■ WRITTEN TASK:
Transcribe each record exactly. Include every one.

■ THE INPUT:
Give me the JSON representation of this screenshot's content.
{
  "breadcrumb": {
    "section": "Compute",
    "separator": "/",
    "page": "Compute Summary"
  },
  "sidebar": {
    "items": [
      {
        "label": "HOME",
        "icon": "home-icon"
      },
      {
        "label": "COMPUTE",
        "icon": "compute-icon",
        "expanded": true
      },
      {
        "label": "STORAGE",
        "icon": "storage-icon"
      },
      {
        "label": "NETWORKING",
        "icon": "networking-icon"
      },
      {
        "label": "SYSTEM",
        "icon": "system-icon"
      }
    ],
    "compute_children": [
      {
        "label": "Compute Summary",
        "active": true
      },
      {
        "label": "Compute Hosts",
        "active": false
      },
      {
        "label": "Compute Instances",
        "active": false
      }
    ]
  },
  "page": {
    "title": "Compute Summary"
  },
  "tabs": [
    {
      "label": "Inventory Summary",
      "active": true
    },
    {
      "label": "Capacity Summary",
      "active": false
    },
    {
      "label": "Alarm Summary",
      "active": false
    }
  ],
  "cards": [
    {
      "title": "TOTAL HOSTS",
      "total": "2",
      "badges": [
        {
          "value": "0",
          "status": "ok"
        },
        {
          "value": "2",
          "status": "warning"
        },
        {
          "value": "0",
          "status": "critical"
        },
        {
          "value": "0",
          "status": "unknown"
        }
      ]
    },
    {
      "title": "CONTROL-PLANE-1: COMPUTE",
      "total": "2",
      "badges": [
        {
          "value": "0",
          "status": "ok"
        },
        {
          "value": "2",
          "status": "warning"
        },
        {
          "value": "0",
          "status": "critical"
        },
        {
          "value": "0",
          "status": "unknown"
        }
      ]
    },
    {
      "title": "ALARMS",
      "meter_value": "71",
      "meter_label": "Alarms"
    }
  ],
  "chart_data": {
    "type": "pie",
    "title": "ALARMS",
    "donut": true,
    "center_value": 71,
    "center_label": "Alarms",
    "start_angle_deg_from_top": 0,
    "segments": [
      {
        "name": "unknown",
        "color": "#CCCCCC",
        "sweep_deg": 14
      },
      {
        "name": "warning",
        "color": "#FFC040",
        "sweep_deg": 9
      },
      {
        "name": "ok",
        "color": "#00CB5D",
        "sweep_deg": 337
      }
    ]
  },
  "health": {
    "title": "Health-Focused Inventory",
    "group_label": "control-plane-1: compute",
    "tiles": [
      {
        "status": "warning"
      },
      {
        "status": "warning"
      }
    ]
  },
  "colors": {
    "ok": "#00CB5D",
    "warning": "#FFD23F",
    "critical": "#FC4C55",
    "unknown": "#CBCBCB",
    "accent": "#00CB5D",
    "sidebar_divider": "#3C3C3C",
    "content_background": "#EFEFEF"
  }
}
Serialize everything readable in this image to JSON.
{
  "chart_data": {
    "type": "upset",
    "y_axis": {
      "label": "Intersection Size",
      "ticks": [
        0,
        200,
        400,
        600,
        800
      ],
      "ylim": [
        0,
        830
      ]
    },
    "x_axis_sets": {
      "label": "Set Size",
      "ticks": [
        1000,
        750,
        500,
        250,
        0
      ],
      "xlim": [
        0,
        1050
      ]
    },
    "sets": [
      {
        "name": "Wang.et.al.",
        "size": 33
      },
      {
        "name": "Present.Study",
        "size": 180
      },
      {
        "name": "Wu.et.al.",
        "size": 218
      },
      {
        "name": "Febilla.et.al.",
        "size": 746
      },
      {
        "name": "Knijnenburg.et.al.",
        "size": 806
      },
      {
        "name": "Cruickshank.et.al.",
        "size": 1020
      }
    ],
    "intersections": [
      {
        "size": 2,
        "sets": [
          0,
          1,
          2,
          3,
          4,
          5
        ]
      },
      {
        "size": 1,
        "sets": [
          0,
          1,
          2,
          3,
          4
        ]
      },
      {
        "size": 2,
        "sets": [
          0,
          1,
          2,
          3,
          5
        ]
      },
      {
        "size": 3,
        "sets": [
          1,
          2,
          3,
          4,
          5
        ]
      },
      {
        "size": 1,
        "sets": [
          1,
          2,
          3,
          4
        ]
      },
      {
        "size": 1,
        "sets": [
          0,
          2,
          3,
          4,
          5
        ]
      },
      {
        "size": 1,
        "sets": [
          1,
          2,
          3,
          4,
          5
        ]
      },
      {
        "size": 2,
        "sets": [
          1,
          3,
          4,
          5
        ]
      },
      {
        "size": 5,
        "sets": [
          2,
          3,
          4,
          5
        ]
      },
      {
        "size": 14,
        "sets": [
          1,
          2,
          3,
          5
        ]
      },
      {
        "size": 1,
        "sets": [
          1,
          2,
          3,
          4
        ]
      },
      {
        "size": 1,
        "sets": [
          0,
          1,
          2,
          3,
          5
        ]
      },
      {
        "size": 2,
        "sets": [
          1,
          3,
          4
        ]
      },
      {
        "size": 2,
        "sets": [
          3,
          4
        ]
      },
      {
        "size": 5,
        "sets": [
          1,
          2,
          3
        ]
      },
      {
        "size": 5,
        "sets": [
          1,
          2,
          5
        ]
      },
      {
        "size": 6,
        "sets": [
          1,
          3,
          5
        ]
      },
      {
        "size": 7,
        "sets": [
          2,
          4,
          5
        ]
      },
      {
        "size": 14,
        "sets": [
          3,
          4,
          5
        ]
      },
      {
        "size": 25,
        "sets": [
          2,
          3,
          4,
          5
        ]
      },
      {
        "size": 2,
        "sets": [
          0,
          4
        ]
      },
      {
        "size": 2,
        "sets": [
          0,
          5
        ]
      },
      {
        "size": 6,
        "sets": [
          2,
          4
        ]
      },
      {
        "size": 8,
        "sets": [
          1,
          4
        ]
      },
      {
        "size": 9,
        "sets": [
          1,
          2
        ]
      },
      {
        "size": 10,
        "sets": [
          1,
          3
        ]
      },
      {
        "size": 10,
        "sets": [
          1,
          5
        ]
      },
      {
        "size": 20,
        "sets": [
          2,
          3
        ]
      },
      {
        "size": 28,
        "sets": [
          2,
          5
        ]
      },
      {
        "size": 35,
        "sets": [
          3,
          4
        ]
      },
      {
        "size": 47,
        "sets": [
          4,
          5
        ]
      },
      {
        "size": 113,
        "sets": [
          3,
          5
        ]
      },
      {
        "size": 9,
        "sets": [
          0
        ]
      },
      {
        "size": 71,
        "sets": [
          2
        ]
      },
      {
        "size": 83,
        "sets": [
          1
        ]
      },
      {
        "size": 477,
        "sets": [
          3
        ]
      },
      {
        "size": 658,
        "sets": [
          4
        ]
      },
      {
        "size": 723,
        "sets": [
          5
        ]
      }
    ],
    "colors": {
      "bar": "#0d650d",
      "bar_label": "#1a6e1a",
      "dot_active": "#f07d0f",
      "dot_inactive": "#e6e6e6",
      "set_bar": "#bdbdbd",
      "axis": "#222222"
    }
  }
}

■ OUTPUT FOR THIS EXERCISE:
Give me the JSON representation of this screenshot's content.
{
  "breadcrumb": {
    "section": "Compute",
    "separator": "/",
    "page": "Compute Summary"
  },
  "sidebar": {
    "items": [
      {
        "label": "HOME",
        "icon": "home-icon"
      },
      {
        "label": "COMPUTE",
        "icon": "compute-icon",
        "expanded": true
      },
      {
        "label": "STORAGE",
        "icon": "storage-icon"
      },
      {
        "label": "NETWORKING",
        "icon": "networking-icon"
      },
      {
        "label": "SYSTEM",
        "icon": "system-icon"
      }
    ],
    "compute_children": [
      {
        "label": "Compute Summary",
        "active": true
      },
      {
        "label": "Compute Hosts",
        "active": false
      },
      {
        "label": "Compute Instances",
        "active": false
      }
    ]
  },
  "page": {
    "title": "Compute Summary"
  },
  "tabs": [
    {
      "label": "Inventory Summary",
      "active": true
    },
    {
      "label": "Capacity Summary",
      "active": false
    },
    {
      "label": "Alarm Summary",
      "active": false
    }
  ],
  "cards": [
    {
      "title": "TOTAL HOSTS",
      "total": "2",
      "badges": [
        {
          "value": "0",
          "status": "ok"
        },
        {
          "value": "2",
          "status": "warning"
        },
        {
          "value": "0",
          "status": "critical"
        },
        {
          "value": "0",
          "status": "unknown"
        }
      ]
    },
    {
      "title": "CONTROL-PLANE-1: COMPUTE",
      "total": "2",
      "badges": [
        {
          "value": "0",
          "status": "ok"
        },
        {
          "value": "2",
          "status": "warning"
        },
        {
          "value": "0",
          "status": "critical"
        },
        {
          "value": "0",
          "status": "unknown"
        }
      ]
    },
    {
      "title": "ALARMS",
      "meter_value": "71",
      "meter_label": "Alarms"
    }
  ],
  "chart_data": {
    "type": "pie",
    "title": "ALARMS",
    "donut": true,
    "center_value": 71,
    "center_label": "Alarms",
    "start_angle_deg_from_top": 0,
    "segments": [
      {
        "name": "unknown",
        "color": "#CCCCCC",
        "sweep_deg": 14
      },
      {
        "name": "warning",
        "color": "#FFC040",
        "sweep_deg": 9
      },
      {
        "name": "ok",
        "color": "#00CB5D",
        "sweep_deg": 337
      }
    ]
  },
  "health": {
    "title": "Health-Focused Inventory",
    "group_label": "control-plane-1: compute",
    "tiles": [
      {
        "status": "warning"
      },
      {
        "status": "warning"
      }
    ]
  },
  "colors": {
    "ok": "#00CB5D",
    "warning": "#FFD23F",
    "critical": "#FC4C55",
    "unknown": "#CBCBCB",
    "accent": "#00CB5D",
    "sidebar_divider": "#3C3C3C",
    "content_background": "#EFEFEF"
  }
}
Serialize everything readable in this image to JSON.
{
  "chart_data": {
    "type": "upset",
    "y_axis": {
      "label": "Intersection Size",
      "ticks": [
        0,
        200,
        400,
        600,
        800
      ],
      "ylim": [
        0,
        830
      ]
    },
    "x_axis_sets": {
      "label": "Set Size",
      "ticks": [
        1000,
        750,
        500,
        250,
        0
      ],
      "xlim": [
        0,
        1050
      ]
    },
    "sets": [
      {
        "name": "Wang.et.al.",
        "size": 33
      },
      {
        "name": "Present.Study",
        "size": 180
      },
      {
        "name": "Wu.et.al.",
        "size": 218
      },
      {
        "name": "Febilla.et.al.",
        "size": 746
      },
      {
        "name": "Knijnenburg.et.al.",
        "size": 806
      },
      {
        "name": "Cruickshank.et.al.",
        "size": 1020
      }
    ],
    "intersections": [
      {
        "size": 2,
        "sets": [
          0,
          1,
          2,
          3,
          4,
          5
        ]
      },
      {
        "size": 1,
        "sets": [
          0,
          1,
          2,
          3,
          4
        ]
      },
      {
        "size": 2,
        "sets": [
          0,
          1,
          2,
          3,
          5
        ]
      },
      {
        "size": 3,
        "sets": [
          1,
          2,
          3,
          4,
          5
        ]
      },
      {
        "size": 1,
        "sets": [
          1,
          2,
          3,
          4
        ]
      },
      {
        "size": 1,
        "sets": [
          0,
          2,
          3,
          4,
          5
        ]
      },
      {
        "size": 1,
        "sets": [
          1,
          2,
          3,
          4,
          5
        ]
      },
      {
        "size": 2,
        "sets": [
          1,
          3,
          4,
          5
        ]
      },
      {
        "size": 5,
        "sets": [
          2,
          3,
          4,
          5
        ]
      },
      {
        "size": 14,
        "sets": [
          1,
          2,
          3,
          5
        ]
      },
      {
        "size": 1,
        "sets": [
          1,
          2,
          3,
          4
        ]
      },
      {
        "size": 1,
        "sets": [
          0,
          1,
          2,
          3,
          5
        ]
      },
      {
        "size": 2,
        "sets": [
          1,
          3,
          4
        ]
      },
      {
        "size": 2,
        "sets": [
          3,
          4
        ]
      },
      {
        "size": 5,
        "sets": [
          1,
          2,
          3
        ]
      },
      {
        "size": 5,
        "sets": [
          1,
          2,
          5
        ]
      },
      {
        "size": 6,
        "sets": [
          1,
          3,
          5
        ]
      },
      {
        "size": 7,
        "sets": [
          2,
          4,
          5
        ]
      },
      {
        "size": 14,
        "sets": [
          3,
          4,
          5
        ]
      },
      {
        "size": 25,
        "sets": [
          2,
          3,
          4,
          5
        ]
      },
      {
        "size": 2,
        "sets": [
          0,
          4
        ]
      },
      {
        "size": 2,
        "sets": [
          0,
          5
        ]
      },
      {
        "size": 6,
        "sets": [
          2,
          4
        ]
      },
      {
        "size": 8,
        "sets": [
          1,
          4
        ]
      },
      {
        "size": 9,
        "sets": [
          1,
          2
        ]
      },
      {
        "size": 10,
        "sets": [
          1,
          3
        ]
      },
      {
        "size": 10,
        "sets": [
          1,
          5
        ]
      },
      {
        "size": 20,
        "sets": [
          2,
          3
        ]
      },
      {
        "size": 28,
        "sets": [
          2,
          5
        ]
      },
      {
        "size": 35,
        "sets": [
          3,
          4
        ]
      },
      {
        "size": 47,
        "sets": [
          4,
          5
        ]
      },
      {
        "size": 113,
        "sets": [
          3,
          5
        ]
      },
      {
        "size": 9,
        "sets": [
          0
        ]
      },
      {
        "size": 71,
        "sets": [
          2
        ]
      },
      {
        "size": 83,
        "sets": [
          1
        ]
      },
      {
        "size": 477,
        "sets": [
          3
        ]
      },
      {
        "size": 658,
        "sets": [
          4
        ]
      },
      {
        "size": 723,
        "sets": [
          5
        ]
      }
    ],
    "colors": {
      "bar": "#0d650d",
      "bar_label": "#1a6e1a",
      "dot_active": "#f07d0f",
      "dot_inactive": "#e6e6e6",
      "set_bar": "#bdbdbd",
      "axis": "#222222"
    }
  }
}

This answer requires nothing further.